[Records from a collection]
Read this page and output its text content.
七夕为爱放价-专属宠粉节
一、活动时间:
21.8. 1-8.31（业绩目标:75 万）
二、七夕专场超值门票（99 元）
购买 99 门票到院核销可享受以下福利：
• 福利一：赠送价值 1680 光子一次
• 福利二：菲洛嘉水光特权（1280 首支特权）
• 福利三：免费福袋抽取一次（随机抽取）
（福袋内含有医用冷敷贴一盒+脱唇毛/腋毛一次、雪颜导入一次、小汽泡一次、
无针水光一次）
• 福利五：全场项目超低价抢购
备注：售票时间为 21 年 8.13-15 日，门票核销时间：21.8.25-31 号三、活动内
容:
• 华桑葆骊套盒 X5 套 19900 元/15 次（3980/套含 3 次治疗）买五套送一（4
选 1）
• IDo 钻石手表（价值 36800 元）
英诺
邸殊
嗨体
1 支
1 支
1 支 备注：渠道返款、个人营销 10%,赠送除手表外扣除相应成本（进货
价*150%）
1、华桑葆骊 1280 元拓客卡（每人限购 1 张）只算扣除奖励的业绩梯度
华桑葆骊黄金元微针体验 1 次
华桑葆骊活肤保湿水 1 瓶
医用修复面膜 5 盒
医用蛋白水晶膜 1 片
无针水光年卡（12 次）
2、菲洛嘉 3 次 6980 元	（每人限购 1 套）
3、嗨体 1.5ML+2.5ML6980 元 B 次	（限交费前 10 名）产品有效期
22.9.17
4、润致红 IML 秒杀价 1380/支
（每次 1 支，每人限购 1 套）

--- REQUIRED WORK ---
All of the data above should be transcribed exactly.

--- RESPONSE TO THIS TASK ---
Read this page and output its text content.
七夕为爱放价-专属宠粉节
一、活动时间:
21.8. 1-8.31（业绩目标:75 万）
二、七夕专场超值门票（99 元）
购买 99 门票到院核销可享受以下福利：
• 福利一：赠送价值 1680 光子一次
• 福利二：菲洛嘉水光特权（1280 首支特权）
• 福利三：免费福袋抽取一次（随机抽取）
（福袋内含有医用冷敷贴一盒+脱唇毛/腋毛一次、雪颜导入一次、小汽泡一次、
无针水光一次）
• 福利五：全场项目超低价抢购
备注：售票时间为 21 年 8.13-15 日，门票核销时间：21.8.25-31 号三、活动内
容:
• 华桑葆骊套盒 X5 套 19900 元/15 次（3980/套含 3 次治疗）买五套送一（4
选 1）
• IDo 钻石手表（价值 36800 元）
英诺
邸殊
嗨体
1 支
1 支
1 支 备注：渠道返款、个人营销 10%,赠送除手表外扣除相应成本（进货
价*150%）
1、华桑葆骊 1280 元拓客卡（每人限购 1 张）只算扣除奖励的业绩梯度
华桑葆骊黄金元微针体验 1 次
华桑葆骊活肤保湿水 1 瓶
医用修复面膜 5 盒
医用蛋白水晶膜 1 片
无针水光年卡（12 次）
2、菲洛嘉 3 次 6980 元	（每人限购 1 套）
3、嗨体 1.5ML+2.5ML6980 元 B 次	（限交费前 10 名）产品有效期
22.9.17
4、润致红 IML 秒杀价 1380/支
（每次 1 支，每人限购 1 套）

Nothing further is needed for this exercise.